• What is being asked:
Scan the lines below for the word "euros". Copy each line you find it in.

[Stored data]

-------------------------

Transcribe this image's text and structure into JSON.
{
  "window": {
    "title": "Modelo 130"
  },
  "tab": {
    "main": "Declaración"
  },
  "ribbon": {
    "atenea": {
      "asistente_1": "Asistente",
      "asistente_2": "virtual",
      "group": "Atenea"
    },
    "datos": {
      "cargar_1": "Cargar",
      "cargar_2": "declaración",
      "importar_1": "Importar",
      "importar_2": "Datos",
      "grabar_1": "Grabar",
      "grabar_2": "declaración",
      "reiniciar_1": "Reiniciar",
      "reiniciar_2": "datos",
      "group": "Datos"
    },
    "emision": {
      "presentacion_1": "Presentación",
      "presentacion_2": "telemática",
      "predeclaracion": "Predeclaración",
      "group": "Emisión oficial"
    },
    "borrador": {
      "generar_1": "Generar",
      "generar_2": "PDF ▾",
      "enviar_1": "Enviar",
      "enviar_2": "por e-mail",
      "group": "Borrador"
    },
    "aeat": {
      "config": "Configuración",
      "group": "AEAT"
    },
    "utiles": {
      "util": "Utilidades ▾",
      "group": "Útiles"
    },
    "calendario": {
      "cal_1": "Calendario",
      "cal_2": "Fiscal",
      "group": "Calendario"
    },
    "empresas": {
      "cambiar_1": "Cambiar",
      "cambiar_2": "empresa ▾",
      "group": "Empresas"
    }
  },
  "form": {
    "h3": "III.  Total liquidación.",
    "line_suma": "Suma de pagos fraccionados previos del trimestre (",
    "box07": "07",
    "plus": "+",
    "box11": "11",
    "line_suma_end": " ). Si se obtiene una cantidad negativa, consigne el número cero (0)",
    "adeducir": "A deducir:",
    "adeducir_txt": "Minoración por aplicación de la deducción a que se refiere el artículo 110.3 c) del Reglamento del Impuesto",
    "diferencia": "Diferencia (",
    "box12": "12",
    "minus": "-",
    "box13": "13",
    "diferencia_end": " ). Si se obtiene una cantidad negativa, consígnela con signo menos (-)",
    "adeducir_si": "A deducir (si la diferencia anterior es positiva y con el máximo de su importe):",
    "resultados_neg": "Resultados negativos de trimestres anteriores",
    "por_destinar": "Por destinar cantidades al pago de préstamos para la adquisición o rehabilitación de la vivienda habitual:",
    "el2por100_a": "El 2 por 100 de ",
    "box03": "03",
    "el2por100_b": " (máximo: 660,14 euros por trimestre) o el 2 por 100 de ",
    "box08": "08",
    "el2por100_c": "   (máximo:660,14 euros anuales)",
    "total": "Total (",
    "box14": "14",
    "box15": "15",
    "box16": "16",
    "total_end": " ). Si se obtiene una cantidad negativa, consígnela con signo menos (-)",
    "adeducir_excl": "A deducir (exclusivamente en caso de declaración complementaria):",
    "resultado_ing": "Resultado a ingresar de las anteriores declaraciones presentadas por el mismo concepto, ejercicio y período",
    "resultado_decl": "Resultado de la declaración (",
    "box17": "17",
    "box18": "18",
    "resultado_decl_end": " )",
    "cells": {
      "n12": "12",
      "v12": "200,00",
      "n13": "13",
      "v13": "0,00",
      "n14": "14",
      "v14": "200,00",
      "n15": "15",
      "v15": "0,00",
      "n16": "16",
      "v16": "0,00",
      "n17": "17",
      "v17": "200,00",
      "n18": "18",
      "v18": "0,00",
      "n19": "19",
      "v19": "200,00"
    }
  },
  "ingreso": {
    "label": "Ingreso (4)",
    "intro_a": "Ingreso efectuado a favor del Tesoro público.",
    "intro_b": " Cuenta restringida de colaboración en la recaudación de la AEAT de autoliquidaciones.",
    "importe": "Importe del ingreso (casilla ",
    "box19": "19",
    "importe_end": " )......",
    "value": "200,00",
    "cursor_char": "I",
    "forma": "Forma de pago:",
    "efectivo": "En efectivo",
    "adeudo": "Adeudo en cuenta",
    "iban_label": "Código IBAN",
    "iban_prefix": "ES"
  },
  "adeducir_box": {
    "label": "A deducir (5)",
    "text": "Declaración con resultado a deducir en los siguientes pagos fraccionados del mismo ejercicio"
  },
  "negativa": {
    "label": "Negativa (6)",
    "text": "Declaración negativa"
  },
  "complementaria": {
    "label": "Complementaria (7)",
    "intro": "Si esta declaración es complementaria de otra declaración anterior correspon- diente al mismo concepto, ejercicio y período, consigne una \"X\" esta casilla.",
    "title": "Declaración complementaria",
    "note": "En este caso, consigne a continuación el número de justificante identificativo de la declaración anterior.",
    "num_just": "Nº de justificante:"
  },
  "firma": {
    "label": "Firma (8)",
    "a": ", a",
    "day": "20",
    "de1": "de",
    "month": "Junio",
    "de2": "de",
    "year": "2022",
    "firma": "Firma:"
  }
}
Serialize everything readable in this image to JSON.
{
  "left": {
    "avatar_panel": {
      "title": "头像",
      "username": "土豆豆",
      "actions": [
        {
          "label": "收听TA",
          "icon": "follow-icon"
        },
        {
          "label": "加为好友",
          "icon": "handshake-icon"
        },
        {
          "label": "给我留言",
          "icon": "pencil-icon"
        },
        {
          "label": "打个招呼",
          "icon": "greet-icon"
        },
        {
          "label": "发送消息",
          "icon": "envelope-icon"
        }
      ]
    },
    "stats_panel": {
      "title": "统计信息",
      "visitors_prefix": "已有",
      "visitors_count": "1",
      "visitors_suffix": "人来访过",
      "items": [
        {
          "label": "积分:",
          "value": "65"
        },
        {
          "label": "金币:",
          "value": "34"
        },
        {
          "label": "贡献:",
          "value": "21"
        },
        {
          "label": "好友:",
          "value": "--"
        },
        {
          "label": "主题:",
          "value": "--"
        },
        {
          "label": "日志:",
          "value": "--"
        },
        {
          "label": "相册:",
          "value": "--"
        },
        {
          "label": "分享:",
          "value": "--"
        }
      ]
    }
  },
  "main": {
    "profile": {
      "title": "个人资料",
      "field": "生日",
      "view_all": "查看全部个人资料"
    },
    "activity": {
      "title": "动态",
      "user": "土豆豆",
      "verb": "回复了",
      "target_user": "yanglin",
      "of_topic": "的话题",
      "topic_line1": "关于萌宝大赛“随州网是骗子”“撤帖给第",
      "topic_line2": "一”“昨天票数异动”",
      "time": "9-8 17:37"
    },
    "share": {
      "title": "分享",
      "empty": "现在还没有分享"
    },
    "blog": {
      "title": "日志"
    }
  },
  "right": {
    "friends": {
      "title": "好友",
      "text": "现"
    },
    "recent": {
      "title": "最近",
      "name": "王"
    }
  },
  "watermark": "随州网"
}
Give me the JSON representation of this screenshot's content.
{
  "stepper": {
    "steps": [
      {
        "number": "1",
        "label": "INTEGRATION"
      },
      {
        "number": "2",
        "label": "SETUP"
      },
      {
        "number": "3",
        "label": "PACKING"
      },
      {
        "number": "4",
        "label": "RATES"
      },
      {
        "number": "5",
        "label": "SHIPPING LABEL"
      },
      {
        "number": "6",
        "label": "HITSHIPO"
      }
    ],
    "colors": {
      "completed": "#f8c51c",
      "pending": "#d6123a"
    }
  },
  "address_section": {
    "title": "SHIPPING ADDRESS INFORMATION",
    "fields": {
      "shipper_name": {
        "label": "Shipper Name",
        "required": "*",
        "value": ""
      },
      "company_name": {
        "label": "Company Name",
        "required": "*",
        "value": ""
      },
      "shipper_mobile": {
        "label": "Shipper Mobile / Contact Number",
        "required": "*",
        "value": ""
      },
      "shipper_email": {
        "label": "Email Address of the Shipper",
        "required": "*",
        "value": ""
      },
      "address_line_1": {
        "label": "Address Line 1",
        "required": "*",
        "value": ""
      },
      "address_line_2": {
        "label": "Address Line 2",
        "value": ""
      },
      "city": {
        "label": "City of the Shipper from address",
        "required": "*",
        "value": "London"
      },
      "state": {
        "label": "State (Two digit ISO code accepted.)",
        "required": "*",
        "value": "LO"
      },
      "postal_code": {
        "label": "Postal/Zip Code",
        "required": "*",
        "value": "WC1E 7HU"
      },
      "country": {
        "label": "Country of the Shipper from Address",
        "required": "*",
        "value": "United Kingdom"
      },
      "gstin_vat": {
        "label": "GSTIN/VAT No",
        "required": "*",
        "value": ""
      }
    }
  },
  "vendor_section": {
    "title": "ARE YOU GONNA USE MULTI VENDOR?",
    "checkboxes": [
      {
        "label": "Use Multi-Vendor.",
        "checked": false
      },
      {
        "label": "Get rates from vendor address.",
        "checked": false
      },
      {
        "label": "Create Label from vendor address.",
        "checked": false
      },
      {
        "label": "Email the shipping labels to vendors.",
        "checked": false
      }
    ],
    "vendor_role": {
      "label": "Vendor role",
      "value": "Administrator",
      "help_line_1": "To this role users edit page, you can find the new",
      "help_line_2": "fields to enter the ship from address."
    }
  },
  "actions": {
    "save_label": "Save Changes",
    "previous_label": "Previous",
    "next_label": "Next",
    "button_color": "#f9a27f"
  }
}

-------------------------

• The response:
    "el2por100_b": " (máximo: 660,14 euros por trimestre) o el 2 por 100 de ",
    "el2por100_c": "   (máximo:660,14 euros anuales)",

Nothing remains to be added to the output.